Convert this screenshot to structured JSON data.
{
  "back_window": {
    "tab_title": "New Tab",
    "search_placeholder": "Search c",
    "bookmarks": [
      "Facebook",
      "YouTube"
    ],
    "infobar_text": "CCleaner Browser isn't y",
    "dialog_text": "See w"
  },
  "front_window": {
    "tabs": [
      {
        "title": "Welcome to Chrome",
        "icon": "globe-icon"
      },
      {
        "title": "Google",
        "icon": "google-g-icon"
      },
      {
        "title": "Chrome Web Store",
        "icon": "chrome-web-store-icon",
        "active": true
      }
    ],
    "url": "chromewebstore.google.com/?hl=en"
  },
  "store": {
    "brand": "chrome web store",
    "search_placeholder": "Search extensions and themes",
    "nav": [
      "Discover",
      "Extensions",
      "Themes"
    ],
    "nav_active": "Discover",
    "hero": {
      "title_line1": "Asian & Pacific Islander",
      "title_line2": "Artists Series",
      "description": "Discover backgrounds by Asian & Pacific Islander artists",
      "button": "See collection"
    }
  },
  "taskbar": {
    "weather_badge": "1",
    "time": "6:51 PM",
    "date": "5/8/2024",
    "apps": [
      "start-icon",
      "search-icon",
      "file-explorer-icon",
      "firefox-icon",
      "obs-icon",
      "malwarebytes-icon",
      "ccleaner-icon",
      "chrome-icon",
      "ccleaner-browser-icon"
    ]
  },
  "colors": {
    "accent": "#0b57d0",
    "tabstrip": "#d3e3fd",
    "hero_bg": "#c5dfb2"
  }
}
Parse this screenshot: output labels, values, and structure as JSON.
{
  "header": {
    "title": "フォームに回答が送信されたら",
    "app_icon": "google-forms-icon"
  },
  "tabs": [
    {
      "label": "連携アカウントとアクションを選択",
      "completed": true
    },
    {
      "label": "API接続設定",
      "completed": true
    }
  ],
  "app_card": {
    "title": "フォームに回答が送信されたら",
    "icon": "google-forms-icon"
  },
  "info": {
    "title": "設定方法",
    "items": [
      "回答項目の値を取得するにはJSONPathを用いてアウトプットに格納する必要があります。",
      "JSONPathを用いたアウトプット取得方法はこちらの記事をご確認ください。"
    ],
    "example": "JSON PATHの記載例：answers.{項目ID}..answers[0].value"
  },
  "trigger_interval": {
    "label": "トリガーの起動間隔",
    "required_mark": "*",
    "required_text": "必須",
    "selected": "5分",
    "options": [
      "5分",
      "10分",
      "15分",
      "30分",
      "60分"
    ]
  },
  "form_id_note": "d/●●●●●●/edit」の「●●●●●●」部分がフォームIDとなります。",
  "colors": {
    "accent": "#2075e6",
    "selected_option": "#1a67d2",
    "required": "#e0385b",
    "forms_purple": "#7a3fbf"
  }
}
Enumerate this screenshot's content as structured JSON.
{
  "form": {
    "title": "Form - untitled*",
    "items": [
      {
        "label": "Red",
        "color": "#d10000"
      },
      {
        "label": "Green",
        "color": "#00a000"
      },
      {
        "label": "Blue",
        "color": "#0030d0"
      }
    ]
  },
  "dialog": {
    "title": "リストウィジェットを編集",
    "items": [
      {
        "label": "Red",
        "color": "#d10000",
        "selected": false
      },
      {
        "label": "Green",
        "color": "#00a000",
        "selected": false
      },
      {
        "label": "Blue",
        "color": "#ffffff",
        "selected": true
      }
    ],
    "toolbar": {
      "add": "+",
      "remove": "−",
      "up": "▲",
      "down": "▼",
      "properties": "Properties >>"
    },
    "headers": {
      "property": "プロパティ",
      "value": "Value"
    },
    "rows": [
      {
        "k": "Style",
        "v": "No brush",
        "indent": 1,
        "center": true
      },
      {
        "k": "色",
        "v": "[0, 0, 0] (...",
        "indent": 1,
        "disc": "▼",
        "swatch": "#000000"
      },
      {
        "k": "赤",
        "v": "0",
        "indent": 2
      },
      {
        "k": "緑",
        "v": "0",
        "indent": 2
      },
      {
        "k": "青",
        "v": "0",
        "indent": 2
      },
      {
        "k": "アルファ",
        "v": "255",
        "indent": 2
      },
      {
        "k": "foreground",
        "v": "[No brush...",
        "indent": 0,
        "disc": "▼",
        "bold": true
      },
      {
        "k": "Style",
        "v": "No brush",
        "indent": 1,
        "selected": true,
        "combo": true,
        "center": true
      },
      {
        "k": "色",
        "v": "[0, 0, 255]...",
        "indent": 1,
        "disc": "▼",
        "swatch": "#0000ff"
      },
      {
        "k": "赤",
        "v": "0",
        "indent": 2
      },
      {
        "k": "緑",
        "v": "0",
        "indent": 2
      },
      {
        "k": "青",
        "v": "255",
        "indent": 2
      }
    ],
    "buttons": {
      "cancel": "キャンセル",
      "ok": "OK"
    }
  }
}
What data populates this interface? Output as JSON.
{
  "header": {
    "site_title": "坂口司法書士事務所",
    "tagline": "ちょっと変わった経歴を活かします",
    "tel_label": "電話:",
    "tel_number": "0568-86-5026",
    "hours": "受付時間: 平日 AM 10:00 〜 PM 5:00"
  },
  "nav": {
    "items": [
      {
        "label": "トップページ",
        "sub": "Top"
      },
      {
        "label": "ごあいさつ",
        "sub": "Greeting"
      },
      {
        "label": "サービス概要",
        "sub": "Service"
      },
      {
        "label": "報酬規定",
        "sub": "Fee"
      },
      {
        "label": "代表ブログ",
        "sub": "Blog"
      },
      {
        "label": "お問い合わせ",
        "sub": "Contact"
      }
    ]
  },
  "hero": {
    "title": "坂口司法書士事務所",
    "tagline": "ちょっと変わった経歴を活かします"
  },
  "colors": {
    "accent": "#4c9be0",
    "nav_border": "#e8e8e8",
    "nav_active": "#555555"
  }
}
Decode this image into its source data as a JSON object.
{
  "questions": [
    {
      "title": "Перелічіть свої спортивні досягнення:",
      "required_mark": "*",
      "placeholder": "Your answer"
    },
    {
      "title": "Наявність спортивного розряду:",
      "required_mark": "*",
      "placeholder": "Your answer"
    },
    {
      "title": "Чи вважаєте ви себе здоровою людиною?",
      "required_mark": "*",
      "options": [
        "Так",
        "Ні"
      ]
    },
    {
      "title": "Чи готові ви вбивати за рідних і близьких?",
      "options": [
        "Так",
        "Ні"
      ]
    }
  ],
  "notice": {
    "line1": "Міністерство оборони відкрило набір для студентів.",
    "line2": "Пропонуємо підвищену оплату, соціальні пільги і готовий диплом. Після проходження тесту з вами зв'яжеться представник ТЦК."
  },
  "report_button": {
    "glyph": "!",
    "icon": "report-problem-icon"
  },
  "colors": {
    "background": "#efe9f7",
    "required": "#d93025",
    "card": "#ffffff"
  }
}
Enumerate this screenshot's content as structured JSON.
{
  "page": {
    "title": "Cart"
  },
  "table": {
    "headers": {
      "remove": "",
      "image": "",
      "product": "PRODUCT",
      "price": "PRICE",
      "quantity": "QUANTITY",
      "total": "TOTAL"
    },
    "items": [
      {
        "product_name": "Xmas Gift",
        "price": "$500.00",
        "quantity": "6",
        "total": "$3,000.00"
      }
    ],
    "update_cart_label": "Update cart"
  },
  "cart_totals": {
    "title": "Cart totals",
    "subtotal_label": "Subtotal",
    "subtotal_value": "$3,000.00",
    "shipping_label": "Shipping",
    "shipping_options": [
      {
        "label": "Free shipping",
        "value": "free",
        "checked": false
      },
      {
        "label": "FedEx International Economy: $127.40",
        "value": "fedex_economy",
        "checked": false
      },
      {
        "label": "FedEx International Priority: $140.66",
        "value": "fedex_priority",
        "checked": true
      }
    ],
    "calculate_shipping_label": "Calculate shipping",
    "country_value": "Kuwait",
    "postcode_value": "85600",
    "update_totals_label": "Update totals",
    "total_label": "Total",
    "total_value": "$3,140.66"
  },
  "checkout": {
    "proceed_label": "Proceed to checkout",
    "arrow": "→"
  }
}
++++
Count every line bearing the word "this"; report the total only.

• **Solution to the exercise**
6